Records:
※ ※ ※
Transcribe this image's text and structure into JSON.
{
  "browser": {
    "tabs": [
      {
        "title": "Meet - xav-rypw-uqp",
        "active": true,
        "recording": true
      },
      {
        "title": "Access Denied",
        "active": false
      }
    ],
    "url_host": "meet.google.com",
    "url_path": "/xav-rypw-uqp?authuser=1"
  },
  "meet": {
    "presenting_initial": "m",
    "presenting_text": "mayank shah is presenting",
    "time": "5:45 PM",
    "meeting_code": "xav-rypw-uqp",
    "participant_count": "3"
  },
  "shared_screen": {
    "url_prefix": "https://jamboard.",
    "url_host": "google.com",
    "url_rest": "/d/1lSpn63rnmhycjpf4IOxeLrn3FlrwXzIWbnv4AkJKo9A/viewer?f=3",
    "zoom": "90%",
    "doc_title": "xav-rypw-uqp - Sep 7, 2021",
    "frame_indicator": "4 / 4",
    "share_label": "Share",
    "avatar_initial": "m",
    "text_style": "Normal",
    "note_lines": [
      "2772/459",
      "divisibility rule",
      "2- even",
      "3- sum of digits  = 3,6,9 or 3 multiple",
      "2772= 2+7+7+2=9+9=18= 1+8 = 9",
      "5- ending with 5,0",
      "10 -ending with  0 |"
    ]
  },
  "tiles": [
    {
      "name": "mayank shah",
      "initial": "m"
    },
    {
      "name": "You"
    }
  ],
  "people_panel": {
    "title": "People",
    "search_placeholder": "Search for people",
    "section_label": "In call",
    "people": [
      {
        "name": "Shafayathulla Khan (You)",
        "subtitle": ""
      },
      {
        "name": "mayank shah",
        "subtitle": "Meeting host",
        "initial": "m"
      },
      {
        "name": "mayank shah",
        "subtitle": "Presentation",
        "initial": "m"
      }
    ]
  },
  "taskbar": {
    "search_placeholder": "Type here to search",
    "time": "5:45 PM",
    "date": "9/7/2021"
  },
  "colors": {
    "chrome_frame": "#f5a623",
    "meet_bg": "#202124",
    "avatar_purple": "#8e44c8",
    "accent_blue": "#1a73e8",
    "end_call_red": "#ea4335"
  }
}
※ ※ ※
Task description:
Repeat the data in its entirety, character for character.

Solution for this problem:
Transcribe this image's text and structure into JSON.
{
  "browser": {
    "tabs": [
      {
        "title": "Meet - xav-rypw-uqp",
        "active": true,
        "recording": true
      },
      {
        "title": "Access Denied",
        "active": false
      }
    ],
    "url_host": "meet.google.com",
    "url_path": "/xav-rypw-uqp?authuser=1"
  },
  "meet": {
    "presenting_initial": "m",
    "presenting_text": "mayank shah is presenting",
    "time": "5:45 PM",
    "meeting_code": "xav-rypw-uqp",
    "participant_count": "3"
  },
  "shared_screen": {
    "url_prefix": "https://jamboard.",
    "url_host": "google.com",
    "url_rest": "/d/1lSpn63rnmhycjpf4IOxeLrn3FlrwXzIWbnv4AkJKo9A/viewer?f=3",
    "zoom": "90%",
    "doc_title": "xav-rypw-uqp - Sep 7, 2021",
    "frame_indicator": "4 / 4",
    "share_label": "Share",
    "avatar_initial": "m",
    "text_style": "Normal",
    "note_lines": [
      "2772/459",
      "divisibility rule",
      "2- even",
      "3- sum of digits  = 3,6,9 or 3 multiple",
      "2772= 2+7+7+2=9+9=18= 1+8 = 9",
      "5- ending with 5,0",
      "10 -ending with  0 |"
    ]
  },
  "tiles": [
    {
      "name": "mayank shah",
      "initial": "m"
    },
    {
      "name": "You"
    }
  ],
  "people_panel": {
    "title": "People",
    "search_placeholder": "Search for people",
    "section_label": "In call",
    "people": [
      {
        "name": "Shafayathulla Khan (You)",
        "subtitle": ""
      },
      {
        "name": "mayank shah",
        "subtitle": "Meeting host",
        "initial": "m"
      },
      {
        "name": "mayank shah",
        "subtitle": "Presentation",
        "initial": "m"
      }
    ]
  },
  "taskbar": {
    "search_placeholder": "Type here to search",
    "time": "5:45 PM",
    "date": "9/7/2021"
  },
  "colors": {
    "chrome_frame": "#f5a623",
    "meet_bg": "#202124",
    "avatar_purple": "#8e44c8",
    "accent_blue": "#1a73e8",
    "end_call_red": "#ea4335"
  }
}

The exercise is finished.